[What needs to be done] Every line below should be copied exactly; drop the pictures.

[Supplied records]
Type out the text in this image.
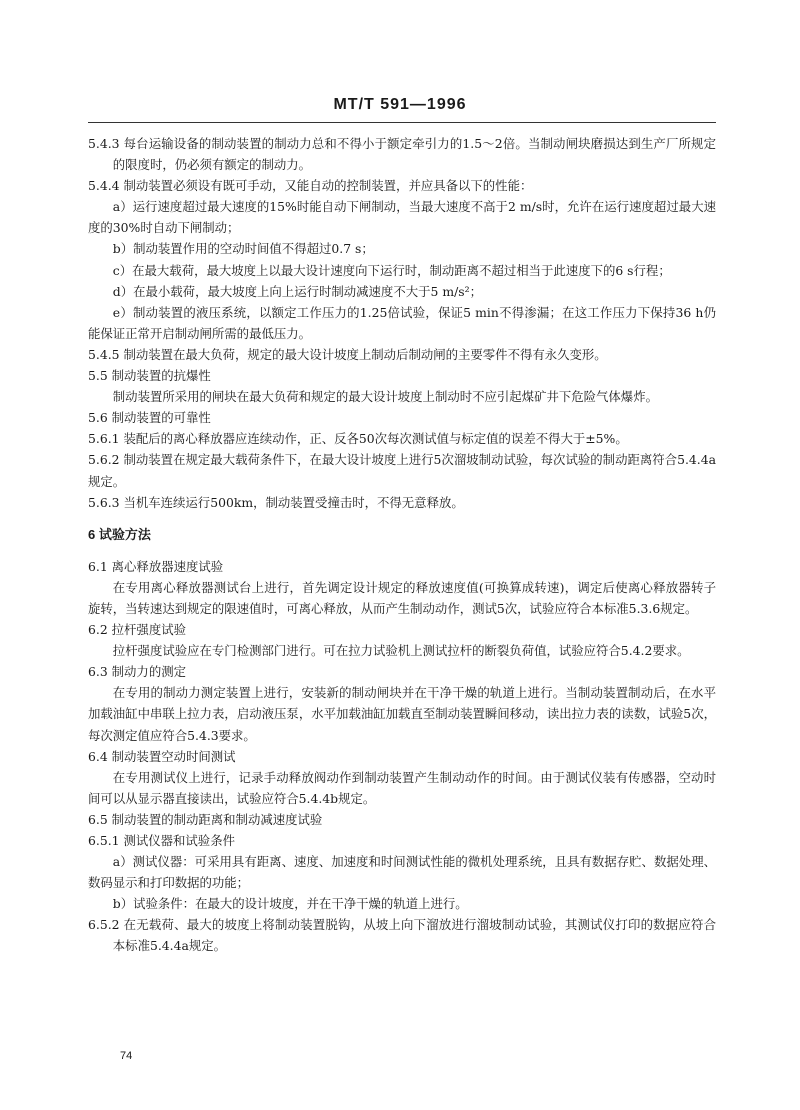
MT/T 591—1996

5.4.3 每台运输设备的制动装置的制动力总和不得小于额定牵引力的1.5～2倍。当制动闸块磨损达到生产厂所规定的限度时，仍必须有额定的制动力。

5.4.4 制动装置必须设有既可手动，又能自动的控制装置，并应具备以下的性能：

a）运行速度超过最大速度的15%时能自动下闸制动，当最大速度不高于2 m/s时，允许在运行速度超过最大速度的30%时自动下闸制动；

b）制动装置作用的空动时间值不得超过0.7 s；

c）在最大载荷，最大坡度上以最大设计速度向下运行时，制动距离不超过相当于此速度下的6 s行程；

d）在最小载荷，最大坡度上向上运行时制动减速度不大于5 m/s²；

e）制动装置的液压系统，以额定工作压力的1.25倍试验，保证5 min不得渗漏；在这工作压力下保持36 h仍能保证正常开启制动闸所需的最低压力。

5.4.5 制动装置在最大负荷，规定的最大设计坡度上制动后制动闸的主要零件不得有永久变形。

5.5 制动装置的抗爆性

制动装置所采用的闸块在最大负荷和规定的最大设计坡度上制动时不应引起煤矿井下危险气体爆炸。

5.6 制动装置的可靠性

5.6.1 装配后的离心释放器应连续动作，正、反各50次每次测试值与标定值的误差不得大于±5%。

5.6.2 制动装置在规定最大载荷条件下，在最大设计坡度上进行5次溜坡制动试验，每次试验的制动距离符合5.4.4a规定。

5.6.3 当机车连续运行500km，制动装置受撞击时，不得无意释放。

6 试验方法

6.1 离心释放器速度试验

在专用离心释放器测试台上进行，首先调定设计规定的释放速度值(可换算成转速)，调定后使离心释放器转子旋转，当转速达到规定的限速值时，可离心释放，从而产生制动动作，测试5次，试验应符合本标准5.3.6规定。

6.2 拉杆强度试验

拉杆强度试验应在专门检测部门进行。可在拉力试验机上测试拉杆的断裂负荷值，试验应符合5.4.2要求。

6.3 制动力的测定

在专用的制动力测定装置上进行，安装新的制动闸块并在干净干燥的轨道上进行。当制动装置制动后，在水平加载油缸中串联上拉力表，启动液压泵，水平加载油缸加载直至制动装置瞬间移动，读出拉力表的读数，试验5次，每次测定值应符合5.4.3要求。

6.4 制动装置空动时间测试

在专用测试仪上进行，记录手动释放阀动作到制动装置产生制动动作的时间。由于测试仪装有传感器，空动时间可以从显示器直接读出，试验应符合5.4.4b规定。

6.5 制动装置的制动距离和制动减速度试验

6.5.1 测试仪器和试验条件

a）测试仪器：可采用具有距离、速度、加速度和时间测试性能的微机处理系统，且具有数据存贮、数据处理、数码显示和打印数据的功能；

b）试验条件：在最大的设计坡度，并在干净干燥的轨道上进行。

6.5.2 在无载荷、最大的坡度上将制动装置脱钩，从坡上向下溜放进行溜坡制动试验，其测试仪打印的数据应符合本标准5.4.4a规定。

74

[Result of the task]
Type out the text in this image.
MT/T 591—1996

5.4.3 每台运输设备的制动装置的制动力总和不得小于额定牵引力的1.5～2倍。当制动闸块磨损达到生产厂所规定的限度时，仍必须有额定的制动力。

5.4.4 制动装置必须设有既可手动，又能自动的控制装置，并应具备以下的性能：

a）运行速度超过最大速度的15%时能自动下闸制动，当最大速度不高于2 m/s时，允许在运行速度超过最大速度的30%时自动下闸制动；

b）制动装置作用的空动时间值不得超过0.7 s；

c）在最大载荷，最大坡度上以最大设计速度向下运行时，制动距离不超过相当于此速度下的6 s行程；

d）在最小载荷，最大坡度上向上运行时制动减速度不大于5 m/s²；

e）制动装置的液压系统，以额定工作压力的1.25倍试验，保证5 min不得渗漏；在这工作压力下保持36 h仍能保证正常开启制动闸所需的最低压力。

5.4.5 制动装置在最大负荷，规定的最大设计坡度上制动后制动闸的主要零件不得有永久变形。

5.5 制动装置的抗爆性

制动装置所采用的闸块在最大负荷和规定的最大设计坡度上制动时不应引起煤矿井下危险气体爆炸。

5.6 制动装置的可靠性

5.6.1 装配后的离心释放器应连续动作，正、反各50次每次测试值与标定值的误差不得大于±5%。

5.6.2 制动装置在规定最大载荷条件下，在最大设计坡度上进行5次溜坡制动试验，每次试验的制动距离符合5.4.4a规定。

5.6.3 当机车连续运行500km，制动装置受撞击时，不得无意释放。

6 试验方法

6.1 离心释放器速度试验

在专用离心释放器测试台上进行，首先调定设计规定的释放速度值(可换算成转速)，调定后使离心释放器转子旋转，当转速达到规定的限速值时，可离心释放，从而产生制动动作，测试5次，试验应符合本标准5.3.6规定。

6.2 拉杆强度试验

拉杆强度试验应在专门检测部门进行。可在拉力试验机上测试拉杆的断裂负荷值，试验应符合5.4.2要求。

6.3 制动力的测定

在专用的制动力测定装置上进行，安装新的制动闸块并在干净干燥的轨道上进行。当制动装置制动后，在水平加载油缸中串联上拉力表，启动液压泵，水平加载油缸加载直至制动装置瞬间移动，读出拉力表的读数，试验5次，每次测定值应符合5.4.3要求。

6.4 制动装置空动时间测试

在专用测试仪上进行，记录手动释放阀动作到制动装置产生制动动作的时间。由于测试仪装有传感器，空动时间可以从显示器直接读出，试验应符合5.4.4b规定。

6.5 制动装置的制动距离和制动减速度试验

6.5.1 测试仪器和试验条件

a）测试仪器：可采用具有距离、速度、加速度和时间测试性能的微机处理系统，且具有数据存贮、数据处理、数码显示和打印数据的功能；

b）试验条件：在最大的设计坡度，并在干净干燥的轨道上进行。

6.5.2 在无载荷、最大的坡度上将制动装置脱钩，从坡上向下溜放进行溜坡制动试验，其测试仪打印的数据应符合本标准5.4.4a规定。

74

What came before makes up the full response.